AIM
The records below must be output exactly, without pictures.

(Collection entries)
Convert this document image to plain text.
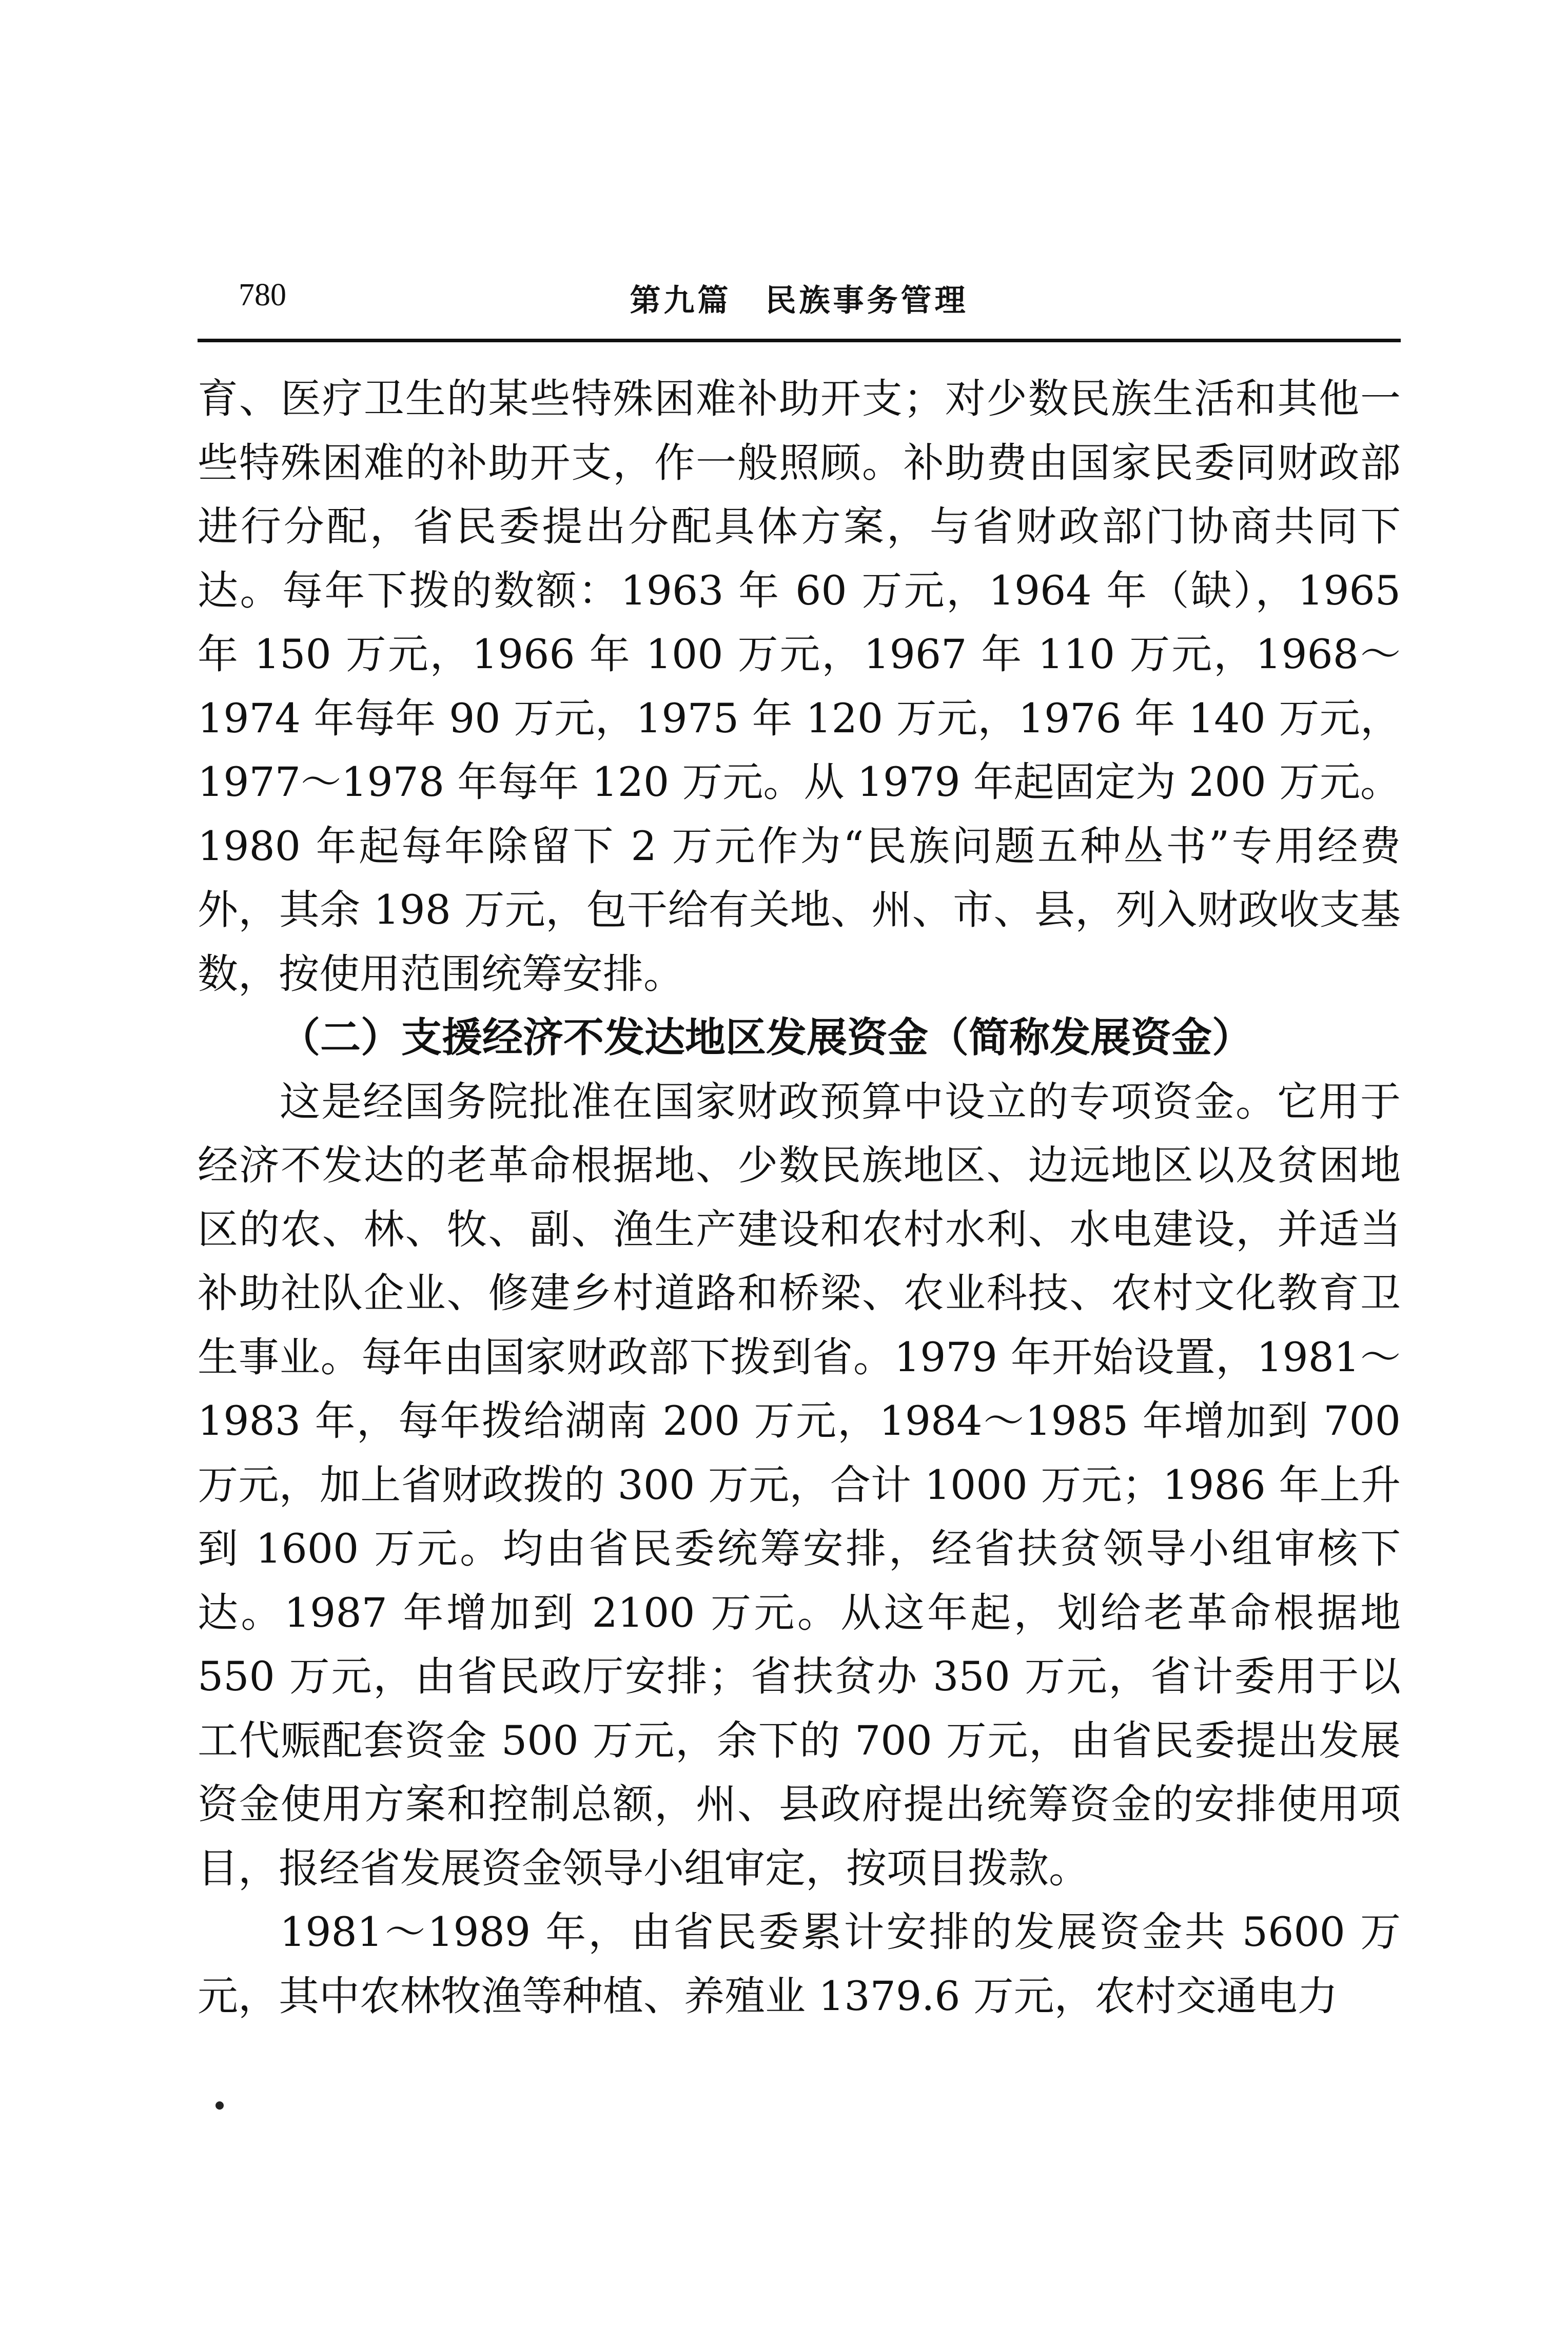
780	第九篇　民族事务管理

育、医疗卫生的某些特殊困难补助开支；对少数民族生活和其他一些特殊困难的补助开支，作一般照顾。补助费由国家民委同财政部进行分配，省民委提出分配具体方案，与省财政部门协商共同下达。每年下拨的数额：1963 年 60 万元，1964 年（缺），1965 年 150 万元，1966 年 100 万元，1967 年 110 万元，1968～1974 年每年 90 万元，1975 年 120 万元，1976 年 140 万元，1977～1978 年每年 120 万元。从 1979 年起固定为 200 万元。1980 年起每年除留下 2 万元作为“民族问题五种丛书”专用经费外，其余 198 万元，包干给有关地、州、市、县，列入财政收支基数，按使用范围统筹安排。

（二）支援经济不发达地区发展资金（简称发展资金）

这是经国务院批准在国家财政预算中设立的专项资金。它用于经济不发达的老革命根据地、少数民族地区、边远地区以及贫困地区的农、林、牧、副、渔生产建设和农村水利、水电建设，并适当补助社队企业、修建乡村道路和桥梁、农业科技、农村文化教育卫生事业。每年由国家财政部下拨到省。1979 年开始设置，1981～1983 年，每年拨给湖南 200 万元，1984～1985 年增加到 700 万元，加上省财政拨的 300 万元，合计 1000 万元；1986 年上升到 1600 万元。均由省民委统筹安排，经省扶贫领导小组审核下达。1987 年增加到 2100 万元。从这年起，划给老革命根据地 550 万元，由省民政厅安排；省扶贫办 350 万元，省计委用于以工代赈配套资金 500 万元，余下的 700 万元，由省民委提出发展资金使用方案和控制总额，州、县政府提出统筹资金的安排使用项目，报经省发展资金领导小组审定，按项目拨款。

1981～1989 年，由省民委累计安排的发展资金共 5600 万元，其中农林牧渔等种植、养殖业 1379.6 万元，农村交通电力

COMPLETE RESPONSE
Convert this document image to plain text.
780	第九篇　民族事务管理

育、医疗卫生的某些特殊困难补助开支；对少数民族生活和其他一些特殊困难的补助开支，作一般照顾。补助费由国家民委同财政部进行分配，省民委提出分配具体方案，与省财政部门协商共同下达。每年下拨的数额：1963 年 60 万元，1964 年（缺），1965 年 150 万元，1966 年 100 万元，1967 年 110 万元，1968～1974 年每年 90 万元，1975 年 120 万元，1976 年 140 万元，1977～1978 年每年 120 万元。从 1979 年起固定为 200 万元。1980 年起每年除留下 2 万元作为“民族问题五种丛书”专用经费外，其余 198 万元，包干给有关地、州、市、县，列入财政收支基数，按使用范围统筹安排。

（二）支援经济不发达地区发展资金（简称发展资金）

这是经国务院批准在国家财政预算中设立的专项资金。它用于经济不发达的老革命根据地、少数民族地区、边远地区以及贫困地区的农、林、牧、副、渔生产建设和农村水利、水电建设，并适当补助社队企业、修建乡村道路和桥梁、农业科技、农村文化教育卫生事业。每年由国家财政部下拨到省。1979 年开始设置，1981～1983 年，每年拨给湖南 200 万元，1984～1985 年增加到 700 万元，加上省财政拨的 300 万元，合计 1000 万元；1986 年上升到 1600 万元。均由省民委统筹安排，经省扶贫领导小组审核下达。1987 年增加到 2100 万元。从这年起，划给老革命根据地 550 万元，由省民政厅安排；省扶贫办 350 万元，省计委用于以工代赈配套资金 500 万元，余下的 700 万元，由省民委提出发展资金使用方案和控制总额，州、县政府提出统筹资金的安排使用项目，报经省发展资金领导小组审定，按项目拨款。

1981～1989 年，由省民委累计安排的发展资金共 5600 万元，其中农林牧渔等种植、养殖业 1379.6 万元，农村交通电力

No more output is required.